WHAT THE TASK ASKS. Print the whole listing exactly.

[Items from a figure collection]
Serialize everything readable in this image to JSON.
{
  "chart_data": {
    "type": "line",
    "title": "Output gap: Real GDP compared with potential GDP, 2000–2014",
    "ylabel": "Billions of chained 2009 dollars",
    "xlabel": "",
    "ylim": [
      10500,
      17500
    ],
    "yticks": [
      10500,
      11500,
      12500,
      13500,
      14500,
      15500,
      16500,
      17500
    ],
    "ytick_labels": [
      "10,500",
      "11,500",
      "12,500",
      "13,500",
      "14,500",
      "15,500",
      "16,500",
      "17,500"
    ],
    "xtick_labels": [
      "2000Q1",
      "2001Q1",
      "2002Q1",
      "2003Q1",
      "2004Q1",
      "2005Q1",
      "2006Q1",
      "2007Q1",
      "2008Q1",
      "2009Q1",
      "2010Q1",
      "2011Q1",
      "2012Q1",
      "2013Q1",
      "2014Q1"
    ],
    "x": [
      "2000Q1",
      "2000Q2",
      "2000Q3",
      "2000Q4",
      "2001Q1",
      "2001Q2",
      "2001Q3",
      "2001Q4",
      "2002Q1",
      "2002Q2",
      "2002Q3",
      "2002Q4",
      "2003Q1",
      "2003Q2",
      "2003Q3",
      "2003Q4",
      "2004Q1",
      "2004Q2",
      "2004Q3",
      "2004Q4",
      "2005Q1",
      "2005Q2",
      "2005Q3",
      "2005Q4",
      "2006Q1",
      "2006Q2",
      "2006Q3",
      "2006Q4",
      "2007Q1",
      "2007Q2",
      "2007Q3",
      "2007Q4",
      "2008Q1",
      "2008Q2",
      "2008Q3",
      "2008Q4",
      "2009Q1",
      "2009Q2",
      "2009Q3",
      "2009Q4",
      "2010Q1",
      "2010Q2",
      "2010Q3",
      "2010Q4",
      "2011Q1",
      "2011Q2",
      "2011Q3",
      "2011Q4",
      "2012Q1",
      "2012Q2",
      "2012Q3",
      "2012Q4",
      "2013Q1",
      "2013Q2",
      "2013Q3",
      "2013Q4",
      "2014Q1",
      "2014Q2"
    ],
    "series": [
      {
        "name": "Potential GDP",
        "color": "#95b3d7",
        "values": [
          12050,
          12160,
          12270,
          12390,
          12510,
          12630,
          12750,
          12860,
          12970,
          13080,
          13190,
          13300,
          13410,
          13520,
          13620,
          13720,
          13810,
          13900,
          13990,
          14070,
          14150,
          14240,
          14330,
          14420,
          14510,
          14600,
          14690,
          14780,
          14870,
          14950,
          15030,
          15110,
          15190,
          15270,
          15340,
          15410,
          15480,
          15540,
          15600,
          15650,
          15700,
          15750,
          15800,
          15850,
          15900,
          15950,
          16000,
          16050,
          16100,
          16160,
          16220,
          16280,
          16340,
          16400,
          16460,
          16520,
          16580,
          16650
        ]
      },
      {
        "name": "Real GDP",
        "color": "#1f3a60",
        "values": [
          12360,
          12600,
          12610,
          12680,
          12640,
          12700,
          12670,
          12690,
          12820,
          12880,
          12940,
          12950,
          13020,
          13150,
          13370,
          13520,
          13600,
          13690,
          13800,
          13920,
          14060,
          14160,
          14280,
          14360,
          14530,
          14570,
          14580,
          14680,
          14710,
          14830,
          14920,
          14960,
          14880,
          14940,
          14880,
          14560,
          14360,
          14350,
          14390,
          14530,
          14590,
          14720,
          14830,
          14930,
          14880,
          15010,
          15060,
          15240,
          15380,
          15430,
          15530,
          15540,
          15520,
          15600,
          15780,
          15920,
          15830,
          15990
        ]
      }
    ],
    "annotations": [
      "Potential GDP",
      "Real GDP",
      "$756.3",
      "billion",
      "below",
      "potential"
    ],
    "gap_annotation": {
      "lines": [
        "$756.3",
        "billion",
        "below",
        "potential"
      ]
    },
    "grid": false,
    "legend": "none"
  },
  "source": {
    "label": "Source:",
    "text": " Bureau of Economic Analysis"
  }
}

SOLUTION FOR THIS PROBLEM.
Serialize everything readable in this image to JSON.
{
  "chart_data": {
    "type": "line",
    "title": "Output gap: Real GDP compared with potential GDP, 2000–2014",
    "ylabel": "Billions of chained 2009 dollars",
    "xlabel": "",
    "ylim": [
      10500,
      17500
    ],
    "yticks": [
      10500,
      11500,
      12500,
      13500,
      14500,
      15500,
      16500,
      17500
    ],
    "ytick_labels": [
      "10,500",
      "11,500",
      "12,500",
      "13,500",
      "14,500",
      "15,500",
      "16,500",
      "17,500"
    ],
    "xtick_labels": [
      "2000Q1",
      "2001Q1",
      "2002Q1",
      "2003Q1",
      "2004Q1",
      "2005Q1",
      "2006Q1",
      "2007Q1",
      "2008Q1",
      "2009Q1",
      "2010Q1",
      "2011Q1",
      "2012Q1",
      "2013Q1",
      "2014Q1"
    ],
    "x": [
      "2000Q1",
      "2000Q2",
      "2000Q3",
      "2000Q4",
      "2001Q1",
      "2001Q2",
      "2001Q3",
      "2001Q4",
      "2002Q1",
      "2002Q2",
      "2002Q3",
      "2002Q4",
      "2003Q1",
      "2003Q2",
      "2003Q3",
      "2003Q4",
      "2004Q1",
      "2004Q2",
      "2004Q3",
      "2004Q4",
      "2005Q1",
      "2005Q2",
      "2005Q3",
      "2005Q4",
      "2006Q1",
      "2006Q2",
      "2006Q3",
      "2006Q4",
      "2007Q1",
      "2007Q2",
      "2007Q3",
      "2007Q4",
      "2008Q1",
      "2008Q2",
      "2008Q3",
      "2008Q4",
      "2009Q1",
      "2009Q2",
      "2009Q3",
      "2009Q4",
      "2010Q1",
      "2010Q2",
      "2010Q3",
      "2010Q4",
      "2011Q1",
      "2011Q2",
      "2011Q3",
      "2011Q4",
      "2012Q1",
      "2012Q2",
      "2012Q3",
      "2012Q4",
      "2013Q1",
      "2013Q2",
      "2013Q3",
      "2013Q4",
      "2014Q1",
      "2014Q2"
    ],
    "series": [
      {
        "name": "Potential GDP",
        "color": "#95b3d7",
        "values": [
          12050,
          12160,
          12270,
          12390,
          12510,
          12630,
          12750,
          12860,
          12970,
          13080,
          13190,
          13300,
          13410,
          13520,
          13620,
          13720,
          13810,
          13900,
          13990,
          14070,
          14150,
          14240,
          14330,
          14420,
          14510,
          14600,
          14690,
          14780,
          14870,
          14950,
          15030,
          15110,
          15190,
          15270,
          15340,
          15410,
          15480,
          15540,
          15600,
          15650,
          15700,
          15750,
          15800,
          15850,
          15900,
          15950,
          16000,
          16050,
          16100,
          16160,
          16220,
          16280,
          16340,
          16400,
          16460,
          16520,
          16580,
          16650
        ]
      },
      {
        "name": "Real GDP",
        "color": "#1f3a60",
        "values": [
          12360,
          12600,
          12610,
          12680,
          12640,
          12700,
          12670,
          12690,
          12820,
          12880,
          12940,
          12950,
          13020,
          13150,
          13370,
          13520,
          13600,
          13690,
          13800,
          13920,
          14060,
          14160,
          14280,
          14360,
          14530,
          14570,
          14580,
          14680,
          14710,
          14830,
          14920,
          14960,
          14880,
          14940,
          14880,
          14560,
          14360,
          14350,
          14390,
          14530,
          14590,
          14720,
          14830,
          14930,
          14880,
          15010,
          15060,
          15240,
          15380,
          15430,
          15530,
          15540,
          15520,
          15600,
          15780,
          15920,
          15830,
          15990
        ]
      }
    ],
    "annotations": [
      "Potential GDP",
      "Real GDP",
      "$756.3",
      "billion",
      "below",
      "potential"
    ],
    "gap_annotation": {
      "lines": [
        "$756.3",
        "billion",
        "below",
        "potential"
      ]
    },
    "grid": false,
    "legend": "none"
  },
  "source": {
    "label": "Source:",
    "text": " Bureau of Economic Analysis"
  }
}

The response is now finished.